Data entries:
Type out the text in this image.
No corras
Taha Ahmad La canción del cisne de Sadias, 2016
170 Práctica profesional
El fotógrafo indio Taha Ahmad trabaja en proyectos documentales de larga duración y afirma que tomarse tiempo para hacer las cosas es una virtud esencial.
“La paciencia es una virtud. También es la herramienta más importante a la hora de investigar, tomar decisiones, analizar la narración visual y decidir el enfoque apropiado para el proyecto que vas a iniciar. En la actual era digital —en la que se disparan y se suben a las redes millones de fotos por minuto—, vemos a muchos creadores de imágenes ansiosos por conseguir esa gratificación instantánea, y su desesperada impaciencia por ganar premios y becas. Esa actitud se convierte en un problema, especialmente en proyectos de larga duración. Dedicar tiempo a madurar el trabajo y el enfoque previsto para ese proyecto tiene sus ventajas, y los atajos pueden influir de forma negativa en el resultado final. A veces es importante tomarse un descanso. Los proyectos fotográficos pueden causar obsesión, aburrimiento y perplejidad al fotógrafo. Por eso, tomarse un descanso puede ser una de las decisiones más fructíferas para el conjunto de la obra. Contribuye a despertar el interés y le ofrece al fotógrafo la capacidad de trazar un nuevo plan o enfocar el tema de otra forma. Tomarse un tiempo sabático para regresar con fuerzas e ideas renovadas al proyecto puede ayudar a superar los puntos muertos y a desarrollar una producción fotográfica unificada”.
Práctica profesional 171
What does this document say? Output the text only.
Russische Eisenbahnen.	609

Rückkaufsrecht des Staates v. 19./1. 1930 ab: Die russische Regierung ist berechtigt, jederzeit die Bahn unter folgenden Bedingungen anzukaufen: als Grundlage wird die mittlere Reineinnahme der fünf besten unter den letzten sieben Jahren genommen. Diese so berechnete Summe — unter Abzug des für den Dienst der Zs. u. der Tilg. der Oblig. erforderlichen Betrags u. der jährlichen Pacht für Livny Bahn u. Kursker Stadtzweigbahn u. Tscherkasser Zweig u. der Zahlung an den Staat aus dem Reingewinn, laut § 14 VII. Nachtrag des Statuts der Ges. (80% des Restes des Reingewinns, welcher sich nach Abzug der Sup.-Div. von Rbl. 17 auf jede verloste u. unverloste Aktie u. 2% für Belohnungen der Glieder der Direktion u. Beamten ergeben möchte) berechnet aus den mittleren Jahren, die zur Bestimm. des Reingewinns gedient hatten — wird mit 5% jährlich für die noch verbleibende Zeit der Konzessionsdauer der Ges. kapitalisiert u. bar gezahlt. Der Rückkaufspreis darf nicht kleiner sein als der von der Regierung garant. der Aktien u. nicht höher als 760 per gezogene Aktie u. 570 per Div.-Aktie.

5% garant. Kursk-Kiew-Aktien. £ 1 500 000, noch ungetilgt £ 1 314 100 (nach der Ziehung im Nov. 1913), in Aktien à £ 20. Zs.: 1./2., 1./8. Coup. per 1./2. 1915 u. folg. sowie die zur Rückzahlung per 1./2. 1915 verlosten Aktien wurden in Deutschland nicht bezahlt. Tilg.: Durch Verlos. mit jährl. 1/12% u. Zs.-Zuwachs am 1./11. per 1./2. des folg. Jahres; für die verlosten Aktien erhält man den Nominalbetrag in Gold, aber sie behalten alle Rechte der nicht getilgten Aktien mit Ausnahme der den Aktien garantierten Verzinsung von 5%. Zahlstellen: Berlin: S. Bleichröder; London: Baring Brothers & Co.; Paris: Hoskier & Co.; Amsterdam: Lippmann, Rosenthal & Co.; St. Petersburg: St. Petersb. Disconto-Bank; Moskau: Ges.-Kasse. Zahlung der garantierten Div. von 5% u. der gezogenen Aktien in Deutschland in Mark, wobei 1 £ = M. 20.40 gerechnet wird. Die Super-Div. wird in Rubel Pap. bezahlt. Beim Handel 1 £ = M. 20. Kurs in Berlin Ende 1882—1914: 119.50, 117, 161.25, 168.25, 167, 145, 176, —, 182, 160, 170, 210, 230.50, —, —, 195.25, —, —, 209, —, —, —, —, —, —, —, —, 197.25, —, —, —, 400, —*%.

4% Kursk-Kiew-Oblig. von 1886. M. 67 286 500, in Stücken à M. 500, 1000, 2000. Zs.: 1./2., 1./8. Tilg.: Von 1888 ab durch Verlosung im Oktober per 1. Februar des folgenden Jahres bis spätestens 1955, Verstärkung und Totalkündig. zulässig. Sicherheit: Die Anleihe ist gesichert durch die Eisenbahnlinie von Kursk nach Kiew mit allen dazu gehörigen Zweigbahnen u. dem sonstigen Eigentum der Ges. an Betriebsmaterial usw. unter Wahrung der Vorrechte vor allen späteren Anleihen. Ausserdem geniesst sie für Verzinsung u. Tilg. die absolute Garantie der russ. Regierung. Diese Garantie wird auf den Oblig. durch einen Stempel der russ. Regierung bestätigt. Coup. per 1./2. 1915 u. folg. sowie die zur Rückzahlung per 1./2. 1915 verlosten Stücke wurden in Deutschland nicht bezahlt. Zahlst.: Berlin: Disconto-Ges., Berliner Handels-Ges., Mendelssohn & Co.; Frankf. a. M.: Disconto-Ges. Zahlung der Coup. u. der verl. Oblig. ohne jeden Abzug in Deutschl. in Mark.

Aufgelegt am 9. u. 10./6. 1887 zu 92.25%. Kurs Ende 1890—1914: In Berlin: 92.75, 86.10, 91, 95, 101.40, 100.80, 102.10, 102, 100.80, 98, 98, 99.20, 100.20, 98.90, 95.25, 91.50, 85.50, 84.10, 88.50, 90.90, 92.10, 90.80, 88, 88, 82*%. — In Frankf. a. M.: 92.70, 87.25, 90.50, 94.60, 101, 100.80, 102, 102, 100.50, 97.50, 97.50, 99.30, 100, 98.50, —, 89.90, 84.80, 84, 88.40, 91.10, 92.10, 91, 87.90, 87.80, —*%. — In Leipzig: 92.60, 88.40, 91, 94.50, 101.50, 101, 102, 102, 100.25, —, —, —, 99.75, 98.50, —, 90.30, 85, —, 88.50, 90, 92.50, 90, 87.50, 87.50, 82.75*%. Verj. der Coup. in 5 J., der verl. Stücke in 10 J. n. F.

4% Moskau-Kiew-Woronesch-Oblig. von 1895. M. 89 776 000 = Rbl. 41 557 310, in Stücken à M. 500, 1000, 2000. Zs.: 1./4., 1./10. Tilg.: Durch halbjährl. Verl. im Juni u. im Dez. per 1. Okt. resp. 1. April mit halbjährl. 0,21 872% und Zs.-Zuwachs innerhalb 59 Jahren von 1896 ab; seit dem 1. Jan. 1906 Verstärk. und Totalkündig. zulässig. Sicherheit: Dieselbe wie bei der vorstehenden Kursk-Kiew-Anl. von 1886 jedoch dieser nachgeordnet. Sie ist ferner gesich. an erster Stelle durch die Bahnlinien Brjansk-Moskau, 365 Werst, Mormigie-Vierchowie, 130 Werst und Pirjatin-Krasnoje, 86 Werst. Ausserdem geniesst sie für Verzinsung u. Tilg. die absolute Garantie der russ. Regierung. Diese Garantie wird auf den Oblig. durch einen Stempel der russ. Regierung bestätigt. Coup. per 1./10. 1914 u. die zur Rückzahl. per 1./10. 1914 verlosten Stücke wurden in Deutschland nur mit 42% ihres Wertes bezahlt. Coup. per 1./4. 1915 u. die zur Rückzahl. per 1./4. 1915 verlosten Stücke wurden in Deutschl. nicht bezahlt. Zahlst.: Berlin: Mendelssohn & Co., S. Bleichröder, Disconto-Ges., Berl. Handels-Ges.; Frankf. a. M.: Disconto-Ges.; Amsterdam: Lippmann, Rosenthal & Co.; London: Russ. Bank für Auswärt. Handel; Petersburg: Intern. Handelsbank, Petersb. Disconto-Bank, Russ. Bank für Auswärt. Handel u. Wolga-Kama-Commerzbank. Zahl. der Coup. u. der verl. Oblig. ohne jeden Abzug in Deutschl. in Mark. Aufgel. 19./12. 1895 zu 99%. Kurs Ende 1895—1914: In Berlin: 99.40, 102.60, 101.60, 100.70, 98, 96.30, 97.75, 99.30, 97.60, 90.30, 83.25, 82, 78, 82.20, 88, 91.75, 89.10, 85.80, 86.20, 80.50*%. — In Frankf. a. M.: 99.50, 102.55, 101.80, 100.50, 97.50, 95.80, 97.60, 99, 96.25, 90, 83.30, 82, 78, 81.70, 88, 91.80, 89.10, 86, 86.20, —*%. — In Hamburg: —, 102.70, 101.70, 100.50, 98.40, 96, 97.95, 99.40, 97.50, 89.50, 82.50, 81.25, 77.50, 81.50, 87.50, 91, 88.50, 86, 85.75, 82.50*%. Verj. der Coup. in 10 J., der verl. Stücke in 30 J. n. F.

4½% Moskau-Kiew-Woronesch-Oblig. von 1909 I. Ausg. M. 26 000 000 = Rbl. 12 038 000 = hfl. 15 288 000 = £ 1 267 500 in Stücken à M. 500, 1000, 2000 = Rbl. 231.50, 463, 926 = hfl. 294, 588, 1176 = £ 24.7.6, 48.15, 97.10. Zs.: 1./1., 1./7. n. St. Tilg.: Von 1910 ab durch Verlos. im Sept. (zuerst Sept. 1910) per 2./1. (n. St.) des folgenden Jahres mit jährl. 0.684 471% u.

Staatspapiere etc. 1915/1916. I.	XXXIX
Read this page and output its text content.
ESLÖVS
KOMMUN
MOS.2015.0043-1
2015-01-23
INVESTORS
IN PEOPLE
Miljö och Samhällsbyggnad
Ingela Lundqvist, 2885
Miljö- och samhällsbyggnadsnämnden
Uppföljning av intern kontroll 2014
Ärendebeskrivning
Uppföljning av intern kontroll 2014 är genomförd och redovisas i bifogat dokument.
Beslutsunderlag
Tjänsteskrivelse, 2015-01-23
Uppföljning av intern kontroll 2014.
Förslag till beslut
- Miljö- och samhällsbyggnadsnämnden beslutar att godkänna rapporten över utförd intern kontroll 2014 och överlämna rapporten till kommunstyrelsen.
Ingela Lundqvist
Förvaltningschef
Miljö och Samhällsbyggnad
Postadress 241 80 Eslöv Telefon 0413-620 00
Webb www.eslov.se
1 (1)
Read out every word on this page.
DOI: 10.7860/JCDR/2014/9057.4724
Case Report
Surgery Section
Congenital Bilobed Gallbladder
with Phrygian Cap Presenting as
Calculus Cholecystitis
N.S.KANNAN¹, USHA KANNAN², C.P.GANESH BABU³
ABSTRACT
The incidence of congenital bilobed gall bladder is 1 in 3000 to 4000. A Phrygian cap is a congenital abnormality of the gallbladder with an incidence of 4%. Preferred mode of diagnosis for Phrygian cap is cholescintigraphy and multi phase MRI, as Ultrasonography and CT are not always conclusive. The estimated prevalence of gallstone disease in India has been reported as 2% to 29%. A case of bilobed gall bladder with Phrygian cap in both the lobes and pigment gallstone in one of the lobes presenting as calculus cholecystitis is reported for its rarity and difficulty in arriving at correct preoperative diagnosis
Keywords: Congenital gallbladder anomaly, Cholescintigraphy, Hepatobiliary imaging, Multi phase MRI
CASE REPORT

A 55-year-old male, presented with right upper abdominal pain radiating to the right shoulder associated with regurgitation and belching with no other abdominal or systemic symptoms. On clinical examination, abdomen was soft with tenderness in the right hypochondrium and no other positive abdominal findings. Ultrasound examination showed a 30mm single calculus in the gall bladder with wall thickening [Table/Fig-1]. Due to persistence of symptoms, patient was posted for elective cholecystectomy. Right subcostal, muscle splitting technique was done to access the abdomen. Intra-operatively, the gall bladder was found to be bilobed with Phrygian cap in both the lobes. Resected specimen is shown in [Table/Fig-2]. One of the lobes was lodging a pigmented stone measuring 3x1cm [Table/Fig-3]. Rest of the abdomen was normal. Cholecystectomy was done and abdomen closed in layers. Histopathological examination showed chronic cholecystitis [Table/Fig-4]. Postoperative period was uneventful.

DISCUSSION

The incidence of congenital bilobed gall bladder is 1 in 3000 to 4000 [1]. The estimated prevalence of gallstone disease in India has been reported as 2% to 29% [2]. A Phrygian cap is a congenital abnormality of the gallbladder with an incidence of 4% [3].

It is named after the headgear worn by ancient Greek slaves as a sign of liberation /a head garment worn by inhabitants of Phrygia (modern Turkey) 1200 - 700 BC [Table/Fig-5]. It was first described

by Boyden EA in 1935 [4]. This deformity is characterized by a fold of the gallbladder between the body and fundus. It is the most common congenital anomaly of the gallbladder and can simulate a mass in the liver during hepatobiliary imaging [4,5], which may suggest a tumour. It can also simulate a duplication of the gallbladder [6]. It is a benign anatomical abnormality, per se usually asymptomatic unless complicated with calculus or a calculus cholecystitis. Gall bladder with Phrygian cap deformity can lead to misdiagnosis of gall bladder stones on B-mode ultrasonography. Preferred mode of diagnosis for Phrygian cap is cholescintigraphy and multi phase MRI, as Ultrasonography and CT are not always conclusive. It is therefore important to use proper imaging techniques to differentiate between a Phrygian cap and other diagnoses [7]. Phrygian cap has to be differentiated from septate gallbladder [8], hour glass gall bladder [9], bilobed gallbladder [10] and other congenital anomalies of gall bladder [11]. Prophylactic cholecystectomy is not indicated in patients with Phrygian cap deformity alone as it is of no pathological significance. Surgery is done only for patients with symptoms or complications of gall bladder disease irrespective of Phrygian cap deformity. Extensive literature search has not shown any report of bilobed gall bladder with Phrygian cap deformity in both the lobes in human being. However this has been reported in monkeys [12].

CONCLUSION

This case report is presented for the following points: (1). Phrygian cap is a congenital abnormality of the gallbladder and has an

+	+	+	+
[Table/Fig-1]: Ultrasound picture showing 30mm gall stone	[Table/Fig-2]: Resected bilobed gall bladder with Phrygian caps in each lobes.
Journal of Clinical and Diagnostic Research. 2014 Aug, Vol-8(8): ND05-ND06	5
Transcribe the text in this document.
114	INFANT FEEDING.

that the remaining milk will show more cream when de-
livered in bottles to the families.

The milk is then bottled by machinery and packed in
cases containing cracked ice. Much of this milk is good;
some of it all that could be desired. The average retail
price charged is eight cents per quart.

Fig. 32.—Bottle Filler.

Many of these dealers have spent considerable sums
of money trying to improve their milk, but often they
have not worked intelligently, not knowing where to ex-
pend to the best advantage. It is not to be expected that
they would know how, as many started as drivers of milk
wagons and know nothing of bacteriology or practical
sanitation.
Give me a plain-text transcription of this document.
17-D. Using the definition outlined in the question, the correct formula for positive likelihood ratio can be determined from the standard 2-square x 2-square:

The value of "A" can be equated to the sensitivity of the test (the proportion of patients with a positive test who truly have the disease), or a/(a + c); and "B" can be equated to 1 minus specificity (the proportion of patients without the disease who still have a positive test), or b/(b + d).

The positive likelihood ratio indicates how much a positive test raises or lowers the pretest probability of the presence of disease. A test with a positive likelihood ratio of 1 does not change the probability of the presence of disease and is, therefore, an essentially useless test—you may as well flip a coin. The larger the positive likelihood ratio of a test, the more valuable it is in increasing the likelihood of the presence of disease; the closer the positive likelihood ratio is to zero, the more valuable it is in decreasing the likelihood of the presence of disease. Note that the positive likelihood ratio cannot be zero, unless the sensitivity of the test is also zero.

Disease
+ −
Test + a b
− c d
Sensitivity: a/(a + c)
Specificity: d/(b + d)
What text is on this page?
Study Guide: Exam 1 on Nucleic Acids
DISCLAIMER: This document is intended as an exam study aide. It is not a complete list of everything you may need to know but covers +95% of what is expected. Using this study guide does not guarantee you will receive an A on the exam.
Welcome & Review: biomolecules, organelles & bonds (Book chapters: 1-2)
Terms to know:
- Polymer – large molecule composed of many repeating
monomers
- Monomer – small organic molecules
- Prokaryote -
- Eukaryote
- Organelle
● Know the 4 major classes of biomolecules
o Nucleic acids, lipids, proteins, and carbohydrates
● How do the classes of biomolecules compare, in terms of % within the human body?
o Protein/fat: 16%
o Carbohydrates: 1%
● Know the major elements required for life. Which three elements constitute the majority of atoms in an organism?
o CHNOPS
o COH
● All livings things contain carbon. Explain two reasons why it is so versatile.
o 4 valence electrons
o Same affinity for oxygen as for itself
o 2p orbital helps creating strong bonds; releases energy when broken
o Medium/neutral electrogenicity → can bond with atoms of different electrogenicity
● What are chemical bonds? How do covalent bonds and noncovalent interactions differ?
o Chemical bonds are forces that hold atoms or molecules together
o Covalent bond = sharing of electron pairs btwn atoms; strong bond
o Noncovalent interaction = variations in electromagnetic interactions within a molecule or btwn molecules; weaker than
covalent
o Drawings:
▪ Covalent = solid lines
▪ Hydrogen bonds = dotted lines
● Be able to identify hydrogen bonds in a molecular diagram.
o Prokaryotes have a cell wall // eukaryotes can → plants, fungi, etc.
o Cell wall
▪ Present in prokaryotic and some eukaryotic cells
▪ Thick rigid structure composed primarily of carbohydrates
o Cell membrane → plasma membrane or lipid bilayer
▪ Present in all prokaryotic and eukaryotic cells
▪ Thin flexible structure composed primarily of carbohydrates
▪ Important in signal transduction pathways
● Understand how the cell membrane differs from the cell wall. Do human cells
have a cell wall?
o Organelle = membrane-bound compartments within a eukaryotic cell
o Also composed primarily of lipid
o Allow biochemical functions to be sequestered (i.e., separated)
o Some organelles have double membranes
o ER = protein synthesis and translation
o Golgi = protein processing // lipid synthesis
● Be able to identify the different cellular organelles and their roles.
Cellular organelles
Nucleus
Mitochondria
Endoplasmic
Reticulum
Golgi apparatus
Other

== WORK REQUEST ==
Lines above that include the string "composed" need to be copied.

== YOUR RESPONSE ==
- Polymer – large molecule composed of many repeating
▪ Thick rigid structure composed primarily of carbohydrates
▪ Thin flexible structure composed primarily of carbohydrates
o Also composed primarily of lipid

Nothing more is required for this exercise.